(Collection entries)
- - - - -

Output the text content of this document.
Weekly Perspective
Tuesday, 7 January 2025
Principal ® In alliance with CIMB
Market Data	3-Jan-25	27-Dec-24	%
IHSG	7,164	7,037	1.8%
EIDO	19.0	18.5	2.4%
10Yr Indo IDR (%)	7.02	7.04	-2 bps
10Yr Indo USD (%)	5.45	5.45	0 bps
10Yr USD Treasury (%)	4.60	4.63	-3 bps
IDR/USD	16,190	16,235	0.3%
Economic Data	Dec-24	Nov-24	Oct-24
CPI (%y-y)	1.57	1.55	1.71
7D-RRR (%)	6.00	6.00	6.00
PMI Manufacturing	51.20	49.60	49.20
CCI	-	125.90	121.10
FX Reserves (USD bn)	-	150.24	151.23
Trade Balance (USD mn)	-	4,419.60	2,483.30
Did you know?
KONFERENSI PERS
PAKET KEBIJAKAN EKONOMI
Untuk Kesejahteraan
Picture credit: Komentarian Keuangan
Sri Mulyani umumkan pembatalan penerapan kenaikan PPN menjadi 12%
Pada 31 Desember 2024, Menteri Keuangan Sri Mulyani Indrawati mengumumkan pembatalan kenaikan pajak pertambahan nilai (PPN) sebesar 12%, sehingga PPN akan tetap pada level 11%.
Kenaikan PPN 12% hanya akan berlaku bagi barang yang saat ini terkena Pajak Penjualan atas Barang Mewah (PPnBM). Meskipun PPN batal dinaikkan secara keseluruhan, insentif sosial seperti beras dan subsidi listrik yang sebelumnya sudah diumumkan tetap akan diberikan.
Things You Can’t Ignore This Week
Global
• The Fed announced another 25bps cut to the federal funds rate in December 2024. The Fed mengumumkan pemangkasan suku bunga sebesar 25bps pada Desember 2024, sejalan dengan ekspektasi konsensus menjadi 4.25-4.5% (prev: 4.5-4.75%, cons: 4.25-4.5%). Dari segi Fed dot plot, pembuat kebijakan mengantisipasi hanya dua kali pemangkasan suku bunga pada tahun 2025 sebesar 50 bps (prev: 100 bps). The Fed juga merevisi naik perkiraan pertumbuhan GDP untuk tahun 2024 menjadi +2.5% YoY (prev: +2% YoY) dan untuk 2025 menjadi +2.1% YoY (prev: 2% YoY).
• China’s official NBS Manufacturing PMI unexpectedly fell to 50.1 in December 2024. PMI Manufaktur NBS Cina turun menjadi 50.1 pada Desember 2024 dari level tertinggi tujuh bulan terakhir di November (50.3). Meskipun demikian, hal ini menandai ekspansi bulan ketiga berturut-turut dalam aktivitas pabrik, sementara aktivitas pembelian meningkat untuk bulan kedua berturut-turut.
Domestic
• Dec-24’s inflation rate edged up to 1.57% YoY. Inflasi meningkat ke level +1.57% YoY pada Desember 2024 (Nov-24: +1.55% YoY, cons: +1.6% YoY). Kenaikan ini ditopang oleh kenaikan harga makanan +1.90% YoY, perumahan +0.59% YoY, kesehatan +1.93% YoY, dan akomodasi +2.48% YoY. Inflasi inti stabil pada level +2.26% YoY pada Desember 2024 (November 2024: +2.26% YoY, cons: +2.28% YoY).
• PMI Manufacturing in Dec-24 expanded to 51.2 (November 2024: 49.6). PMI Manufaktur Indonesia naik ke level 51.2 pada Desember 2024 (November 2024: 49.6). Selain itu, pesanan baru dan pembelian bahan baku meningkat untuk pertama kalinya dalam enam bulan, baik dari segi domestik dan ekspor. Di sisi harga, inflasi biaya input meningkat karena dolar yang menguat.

- - - - -

What to do — Transcribe all the entries, keeping each one exactly as it is.

Response to the exercise —
Output the text content of this document.
Weekly Perspective
Tuesday, 7 January 2025
Principal ® In alliance with CIMB
Market Data	3-Jan-25	27-Dec-24	%
IHSG	7,164	7,037	1.8%
EIDO	19.0	18.5	2.4%
10Yr Indo IDR (%)	7.02	7.04	-2 bps
10Yr Indo USD (%)	5.45	5.45	0 bps
10Yr USD Treasury (%)	4.60	4.63	-3 bps
IDR/USD	16,190	16,235	0.3%
Economic Data	Dec-24	Nov-24	Oct-24
CPI (%y-y)	1.57	1.55	1.71
7D-RRR (%)	6.00	6.00	6.00
PMI Manufacturing	51.20	49.60	49.20
CCI	-	125.90	121.10
FX Reserves (USD bn)	-	150.24	151.23
Trade Balance (USD mn)	-	4,419.60	2,483.30
Did you know?
KONFERENSI PERS
PAKET KEBIJAKAN EKONOMI
Untuk Kesejahteraan
Picture credit: Komentarian Keuangan
Sri Mulyani umumkan pembatalan penerapan kenaikan PPN menjadi 12%
Pada 31 Desember 2024, Menteri Keuangan Sri Mulyani Indrawati mengumumkan pembatalan kenaikan pajak pertambahan nilai (PPN) sebesar 12%, sehingga PPN akan tetap pada level 11%.
Kenaikan PPN 12% hanya akan berlaku bagi barang yang saat ini terkena Pajak Penjualan atas Barang Mewah (PPnBM). Meskipun PPN batal dinaikkan secara keseluruhan, insentif sosial seperti beras dan subsidi listrik yang sebelumnya sudah diumumkan tetap akan diberikan.
Things You Can’t Ignore This Week
Global
• The Fed announced another 25bps cut to the federal funds rate in December 2024. The Fed mengumumkan pemangkasan suku bunga sebesar 25bps pada Desember 2024, sejalan dengan ekspektasi konsensus menjadi 4.25-4.5% (prev: 4.5-4.75%, cons: 4.25-4.5%). Dari segi Fed dot plot, pembuat kebijakan mengantisipasi hanya dua kali pemangkasan suku bunga pada tahun 2025 sebesar 50 bps (prev: 100 bps). The Fed juga merevisi naik perkiraan pertumbuhan GDP untuk tahun 2024 menjadi +2.5% YoY (prev: +2% YoY) dan untuk 2025 menjadi +2.1% YoY (prev: 2% YoY).
• China’s official NBS Manufacturing PMI unexpectedly fell to 50.1 in December 2024. PMI Manufaktur NBS Cina turun menjadi 50.1 pada Desember 2024 dari level tertinggi tujuh bulan terakhir di November (50.3). Meskipun demikian, hal ini menandai ekspansi bulan ketiga berturut-turut dalam aktivitas pabrik, sementara aktivitas pembelian meningkat untuk bulan kedua berturut-turut.
Domestic
• Dec-24’s inflation rate edged up to 1.57% YoY. Inflasi meningkat ke level +1.57% YoY pada Desember 2024 (Nov-24: +1.55% YoY, cons: +1.6% YoY). Kenaikan ini ditopang oleh kenaikan harga makanan +1.90% YoY, perumahan +0.59% YoY, kesehatan +1.93% YoY, dan akomodasi +2.48% YoY. Inflasi inti stabil pada level +2.26% YoY pada Desember 2024 (November 2024: +2.26% YoY, cons: +2.28% YoY).
• PMI Manufacturing in Dec-24 expanded to 51.2 (November 2024: 49.6). PMI Manufaktur Indonesia naik ke level 51.2 pada Desember 2024 (November 2024: 49.6). Selain itu, pesanan baru dan pembelian bahan baku meningkat untuk pertama kalinya dalam enam bulan, baik dari segi domestik dan ekspor. Di sisi harga, inflasi biaya input meningkat karena dolar yang menguat.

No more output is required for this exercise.